▶ ABOUT THIS TASK:
Give back all of the data exactly as it appears here.

▶ LISTED ENTRIES:
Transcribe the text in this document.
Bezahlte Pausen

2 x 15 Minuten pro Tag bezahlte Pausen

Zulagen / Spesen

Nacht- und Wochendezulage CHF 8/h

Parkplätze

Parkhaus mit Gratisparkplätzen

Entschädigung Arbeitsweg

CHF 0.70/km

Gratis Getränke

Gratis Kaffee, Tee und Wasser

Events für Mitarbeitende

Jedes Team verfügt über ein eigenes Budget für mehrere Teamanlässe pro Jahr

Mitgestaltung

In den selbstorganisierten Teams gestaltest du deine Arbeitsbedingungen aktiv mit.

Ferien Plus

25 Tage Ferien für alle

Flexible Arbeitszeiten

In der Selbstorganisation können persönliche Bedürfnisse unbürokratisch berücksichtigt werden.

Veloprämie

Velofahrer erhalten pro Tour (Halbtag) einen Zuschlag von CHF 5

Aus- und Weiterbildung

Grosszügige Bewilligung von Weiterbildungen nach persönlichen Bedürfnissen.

▶ TASK RESULT:
Transcribe the text in this document.
Bezahlte Pausen

2 x 15 Minuten pro Tag bezahlte Pausen

Zulagen / Spesen

Nacht- und Wochendezulage CHF 8/h

Parkplätze

Parkhaus mit Gratisparkplätzen

Entschädigung Arbeitsweg

CHF 0.70/km

Gratis Getränke

Gratis Kaffee, Tee und Wasser

Events für Mitarbeitende

Jedes Team verfügt über ein eigenes Budget für mehrere Teamanlässe pro Jahr

Mitgestaltung

In den selbstorganisierten Teams gestaltest du deine Arbeitsbedingungen aktiv mit.

Ferien Plus

25 Tage Ferien für alle

Flexible Arbeitszeiten

In der Selbstorganisation können persönliche Bedürfnisse unbürokratisch berücksichtigt werden.

Veloprämie

Velofahrer erhalten pro Tour (Halbtag) einen Zuschlag von CHF 5

Aus- und Weiterbildung

Grosszügige Bewilligung von Weiterbildungen nach persönlichen Bedürfnissen.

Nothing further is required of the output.